What follows is a set of records; restate each one word for word and drop the pictures.

------------------------------------

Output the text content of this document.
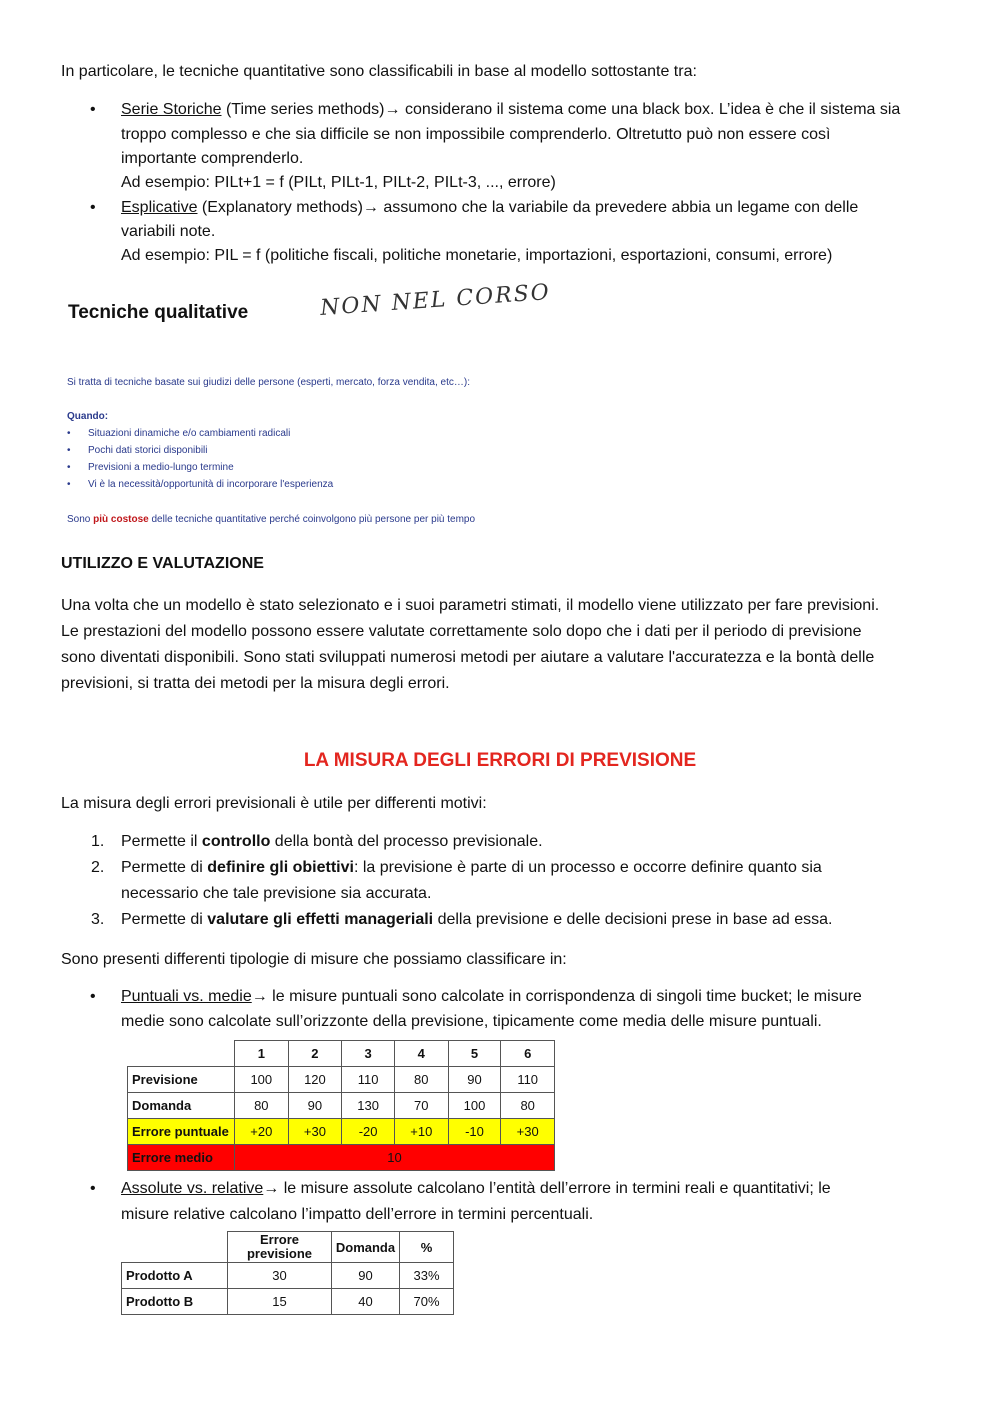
In particolare, le tecniche quantitative sono classificabili in base al modello sottostante tra:
• Serie Storiche (Time series methods)→ considerano il sistema come una black box. L’idea è che il sistema sia
troppo complesso e che sia difficile se non impossibile comprenderlo. Oltretutto può non essere così
importante comprenderlo.
Ad esempio: PILt+1 = f (PILt, PILt-1, PILt-2, PILt-3, ..., errore)
• Esplicative (Explanatory methods)→ assumono che la variabile da prevedere abbia un legame con delle
variabili note.
Ad esempio: PIL = f (politiche fiscali, politiche monetarie, importazioni, esportazioni, consumi, errore)
Tecniche qualitative	NON NEL CORSO
Si tratta di tecniche basate sui giudizi delle persone (esperti, mercato, forza vendita, etc…):
Quando:
• Situazioni dinamiche e/o cambiamenti radicali
• Pochi dati storici disponibili
• Previsioni a medio-lungo termine
• Vi è la necessità/opportunità di incorporare l'esperienza
Sono più costose delle tecniche quantitative perché coinvolgono più persone per più tempo
UTILIZZO E VALUTAZIONE
Una volta che un modello è stato selezionato e i suoi parametri stimati, il modello viene utilizzato per fare previsioni.
Le prestazioni del modello possono essere valutate correttamente solo dopo che i dati per il periodo di previsione
sono diventati disponibili. Sono stati sviluppati numerosi metodi per aiutare a valutare l'accuratezza e la bontà delle
previsioni, si tratta dei metodi per la misura degli errori.
LA MISURA DEGLI ERRORI DI PREVISIONE
La misura degli errori previsionali è utile per differenti motivi:
1. Permette il controllo della bontà del processo previsionale.
2. Permette di definire gli obiettivi: la previsione è parte di un processo e occorre definire quanto sia
necessario che tale previsione sia accurata.
3. Permette di valutare gli effetti manageriali della previsione e delle decisioni prese in base ad essa.
Sono presenti differenti tipologie di misure che possiamo classificare in:
• Puntuali vs. medie→ le misure puntuali sono calcolate in corrispondenza di singoli time bucket; le misure
medie sono calcolate sull’orizzonte della previsione, tipicamente come media delle misure puntuali.
	1	2	3	4	5	6
Previsione	100	120	110	80	90	110
Domanda	80	90	130	70	100	80
Errore puntuale	+20	+30	-20	+10	-10	+30
Errore medio	10					
• Assolute vs. relative→ le misure assolute calcolano l’entità dell’errore in termini reali e quantitativi; le
misure relative calcolano l’impatto dell’errore in termini percentuali.
	Errore previsione	Domanda	%
Prodotto A	30	90	33%
Prodotto B	15	40	70%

------------------------------------

**Solution to this exercise:**
Output the text content of this document.
In particolare, le tecniche quantitative sono classificabili in base al modello sottostante tra:
• Serie Storiche (Time series methods)→ considerano il sistema come una black box. L’idea è che il sistema sia
troppo complesso e che sia difficile se non impossibile comprenderlo. Oltretutto può non essere così
importante comprenderlo.
Ad esempio: PILt+1 = f (PILt, PILt-1, PILt-2, PILt-3, ..., errore)
• Esplicative (Explanatory methods)→ assumono che la variabile da prevedere abbia un legame con delle
variabili note.
Ad esempio: PIL = f (politiche fiscali, politiche monetarie, importazioni, esportazioni, consumi, errore)
Tecniche qualitative	NON NEL CORSO
Si tratta di tecniche basate sui giudizi delle persone (esperti, mercato, forza vendita, etc…):
Quando:
• Situazioni dinamiche e/o cambiamenti radicali
• Pochi dati storici disponibili
• Previsioni a medio-lungo termine
• Vi è la necessità/opportunità di incorporare l'esperienza
Sono più costose delle tecniche quantitative perché coinvolgono più persone per più tempo
UTILIZZO E VALUTAZIONE
Una volta che un modello è stato selezionato e i suoi parametri stimati, il modello viene utilizzato per fare previsioni.
Le prestazioni del modello possono essere valutate correttamente solo dopo che i dati per il periodo di previsione
sono diventati disponibili. Sono stati sviluppati numerosi metodi per aiutare a valutare l'accuratezza e la bontà delle
previsioni, si tratta dei metodi per la misura degli errori.
LA MISURA DEGLI ERRORI DI PREVISIONE
La misura degli errori previsionali è utile per differenti motivi:
1. Permette il controllo della bontà del processo previsionale.
2. Permette di definire gli obiettivi: la previsione è parte di un processo e occorre definire quanto sia
necessario che tale previsione sia accurata.
3. Permette di valutare gli effetti manageriali della previsione e delle decisioni prese in base ad essa.
Sono presenti differenti tipologie di misure che possiamo classificare in:
• Puntuali vs. medie→ le misure puntuali sono calcolate in corrispondenza di singoli time bucket; le misure
medie sono calcolate sull’orizzonte della previsione, tipicamente come media delle misure puntuali.
	1	2	3	4	5	6
Previsione	100	120	110	80	90	110
Domanda	80	90	130	70	100	80
Errore puntuale	+20	+30	-20	+10	-10	+30
Errore medio	10					
• Assolute vs. relative→ le misure assolute calcolano l’entità dell’errore in termini reali e quantitativi; le
misure relative calcolano l’impatto dell’errore in termini percentuali.
	Errore previsione	Domanda	%
Prodotto A	30	90	33%
Prodotto B	15	40	70%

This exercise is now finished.